Copy every line of the records below word for word, leaving out the pictures.

[START OF DATASET EXCERPTS]

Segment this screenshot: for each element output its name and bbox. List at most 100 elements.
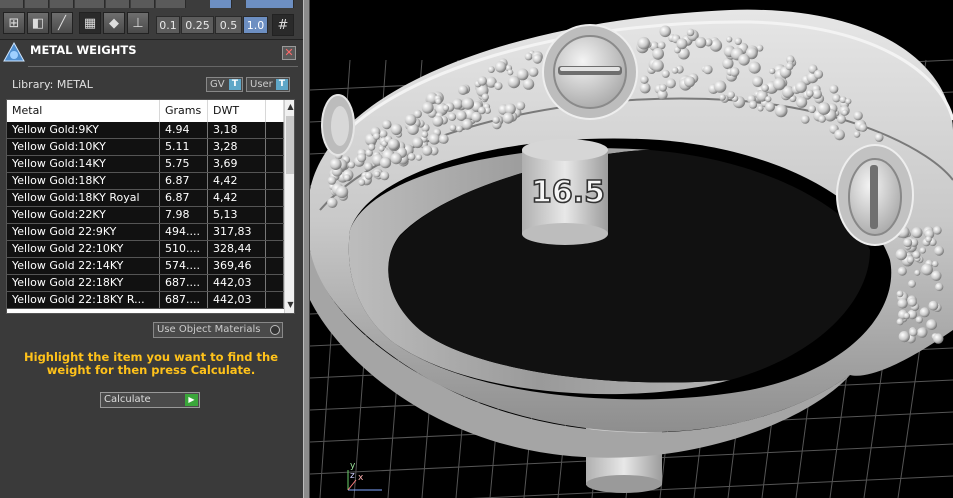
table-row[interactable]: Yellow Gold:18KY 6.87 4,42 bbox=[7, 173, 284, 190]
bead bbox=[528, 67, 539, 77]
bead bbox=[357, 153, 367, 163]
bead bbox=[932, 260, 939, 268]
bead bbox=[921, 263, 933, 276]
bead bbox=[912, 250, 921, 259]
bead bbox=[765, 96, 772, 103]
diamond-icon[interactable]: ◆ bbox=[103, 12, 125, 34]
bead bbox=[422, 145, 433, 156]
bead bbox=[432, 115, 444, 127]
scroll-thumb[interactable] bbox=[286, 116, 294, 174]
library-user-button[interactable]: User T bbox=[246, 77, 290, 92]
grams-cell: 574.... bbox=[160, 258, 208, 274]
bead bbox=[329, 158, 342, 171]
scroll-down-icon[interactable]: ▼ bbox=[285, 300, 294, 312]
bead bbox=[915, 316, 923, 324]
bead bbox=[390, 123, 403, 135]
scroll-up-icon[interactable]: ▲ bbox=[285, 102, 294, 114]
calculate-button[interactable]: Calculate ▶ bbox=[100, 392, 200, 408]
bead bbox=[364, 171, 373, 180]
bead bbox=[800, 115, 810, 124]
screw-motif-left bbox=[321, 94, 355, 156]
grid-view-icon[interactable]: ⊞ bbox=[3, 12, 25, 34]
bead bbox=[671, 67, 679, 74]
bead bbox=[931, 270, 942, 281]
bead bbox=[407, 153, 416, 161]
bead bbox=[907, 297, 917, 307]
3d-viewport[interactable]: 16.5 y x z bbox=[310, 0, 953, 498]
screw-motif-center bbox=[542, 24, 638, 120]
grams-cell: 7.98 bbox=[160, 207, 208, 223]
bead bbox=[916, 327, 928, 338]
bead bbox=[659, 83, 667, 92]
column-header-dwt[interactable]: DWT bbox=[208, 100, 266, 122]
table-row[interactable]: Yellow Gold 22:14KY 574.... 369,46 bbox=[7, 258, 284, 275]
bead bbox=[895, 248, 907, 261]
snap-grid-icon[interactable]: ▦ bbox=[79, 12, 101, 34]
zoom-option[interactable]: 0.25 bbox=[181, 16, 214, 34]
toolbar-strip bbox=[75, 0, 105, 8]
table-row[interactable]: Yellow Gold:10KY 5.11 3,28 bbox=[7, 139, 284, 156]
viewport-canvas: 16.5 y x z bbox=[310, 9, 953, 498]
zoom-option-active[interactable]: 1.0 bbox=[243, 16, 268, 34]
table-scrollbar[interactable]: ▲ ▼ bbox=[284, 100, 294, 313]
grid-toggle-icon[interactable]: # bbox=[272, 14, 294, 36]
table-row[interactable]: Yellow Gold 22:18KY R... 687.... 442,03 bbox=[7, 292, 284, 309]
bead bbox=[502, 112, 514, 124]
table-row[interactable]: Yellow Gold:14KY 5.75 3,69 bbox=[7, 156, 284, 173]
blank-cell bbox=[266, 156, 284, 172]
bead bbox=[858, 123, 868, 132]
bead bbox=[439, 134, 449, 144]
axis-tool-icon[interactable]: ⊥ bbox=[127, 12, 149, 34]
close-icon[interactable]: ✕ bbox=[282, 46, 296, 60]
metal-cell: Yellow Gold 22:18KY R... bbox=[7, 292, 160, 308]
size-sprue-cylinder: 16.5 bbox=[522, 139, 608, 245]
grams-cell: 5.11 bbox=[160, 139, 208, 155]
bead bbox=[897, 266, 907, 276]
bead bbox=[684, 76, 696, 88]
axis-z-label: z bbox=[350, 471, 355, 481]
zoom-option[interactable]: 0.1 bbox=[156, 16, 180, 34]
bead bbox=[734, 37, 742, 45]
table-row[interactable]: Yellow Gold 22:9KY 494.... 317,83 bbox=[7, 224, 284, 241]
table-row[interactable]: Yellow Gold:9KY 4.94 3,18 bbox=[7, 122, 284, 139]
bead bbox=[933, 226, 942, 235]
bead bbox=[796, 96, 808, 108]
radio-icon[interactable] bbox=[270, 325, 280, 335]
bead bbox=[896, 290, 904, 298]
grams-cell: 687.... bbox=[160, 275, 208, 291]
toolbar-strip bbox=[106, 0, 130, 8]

[END OF DATASET EXCERPTS]

OUTPUT FOR THIS TASK —
Segment this screenshot: for each element output its name and bbox. List at most 100 elements.
table-row[interactable]: Yellow Gold:18KY 6.87 4,42 bbox=[7, 173, 284, 190]
bead bbox=[528, 67, 539, 77]
bead bbox=[357, 153, 367, 163]
bead bbox=[932, 260, 939, 268]
bead bbox=[921, 263, 933, 276]
bead bbox=[912, 250, 921, 259]
bead bbox=[765, 96, 772, 103]
diamond-icon[interactable]: ◆ bbox=[103, 12, 125, 34]
bead bbox=[422, 145, 433, 156]
bead bbox=[432, 115, 444, 127]
scroll-thumb[interactable] bbox=[286, 116, 294, 174]
library-user-button[interactable]: User T bbox=[246, 77, 290, 92]
grams-cell: 574.... bbox=[160, 258, 208, 274]
bead bbox=[329, 158, 342, 171]
scroll-down-icon[interactable]: ▼ bbox=[285, 300, 294, 312]
bead bbox=[915, 316, 923, 324]
bead bbox=[390, 123, 403, 135]
scroll-up-icon[interactable]: ▲ bbox=[285, 102, 294, 114]
calculate-button[interactable]: Calculate ▶ bbox=[100, 392, 200, 408]
bead bbox=[364, 171, 373, 180]
bead bbox=[800, 115, 810, 124]
screw-motif-left bbox=[321, 94, 355, 156]
grid-view-icon[interactable]: ⊞ bbox=[3, 12, 25, 34]
bead bbox=[671, 67, 679, 74]
bead bbox=[931, 270, 942, 281]
bead bbox=[407, 153, 416, 161]
bead bbox=[907, 297, 917, 307]
3d-viewport[interactable]: 16.5 y x z bbox=[310, 0, 953, 498]
screw-motif-center bbox=[542, 24, 638, 120]
grams-cell: 7.98 bbox=[160, 207, 208, 223]
bead bbox=[916, 327, 928, 338]
bead bbox=[659, 83, 667, 92]
column-header-dwt[interactable]: DWT bbox=[208, 100, 266, 122]
table-row[interactable]: Yellow Gold 22:14KY 574.... 369,46 bbox=[7, 258, 284, 275]
bead bbox=[895, 248, 907, 261]
snap-grid-icon[interactable]: ▦ bbox=[79, 12, 101, 34]
zoom-option[interactable]: 0.25 bbox=[181, 16, 214, 34]
toolbar-strip bbox=[75, 0, 105, 8]
table-row[interactable]: Yellow Gold:10KY 5.11 3,28 bbox=[7, 139, 284, 156]
viewport-canvas: 16.5 y x z bbox=[310, 9, 953, 498]
zoom-option-active[interactable]: 1.0 bbox=[243, 16, 268, 34]
table-scrollbar[interactable]: ▲ ▼ bbox=[284, 100, 294, 313]
grid-toggle-icon[interactable]: # bbox=[272, 14, 294, 36]
table-row[interactable]: Yellow Gold 22:18KY R... 687.... 442,03 bbox=[7, 292, 284, 309]
bead bbox=[502, 112, 514, 124]
table-row[interactable]: Yellow Gold:14KY 5.75 3,69 bbox=[7, 156, 284, 173]
blank-cell bbox=[266, 156, 284, 172]
bead bbox=[858, 123, 868, 132]
bead bbox=[439, 134, 449, 144]
axis-tool-icon[interactable]: ⊥ bbox=[127, 12, 149, 34]
close-icon[interactable]: ✕ bbox=[282, 46, 296, 60]
metal-cell: Yellow Gold 22:18KY R... bbox=[7, 292, 160, 308]
size-sprue-cylinder: 16.5 bbox=[522, 139, 608, 245]
grams-cell: 5.11 bbox=[160, 139, 208, 155]
bead bbox=[897, 266, 907, 276]
bead bbox=[684, 76, 696, 88]
axis-z-label: z bbox=[350, 471, 355, 481]
zoom-option[interactable]: 0.1 bbox=[156, 16, 180, 34]
bead bbox=[734, 37, 742, 45]
table-row[interactable]: Yellow Gold 22:9KY 494.... 317,83 bbox=[7, 224, 284, 241]
table-row[interactable]: Yellow Gold:9KY 4.94 3,18 bbox=[7, 122, 284, 139]
bead bbox=[933, 226, 942, 235]
bead bbox=[796, 96, 808, 108]
radio-icon[interactable] bbox=[270, 325, 280, 335]
bead bbox=[896, 290, 904, 298]
grams-cell: 687.... bbox=[160, 275, 208, 291]
toolbar-strip bbox=[106, 0, 130, 8]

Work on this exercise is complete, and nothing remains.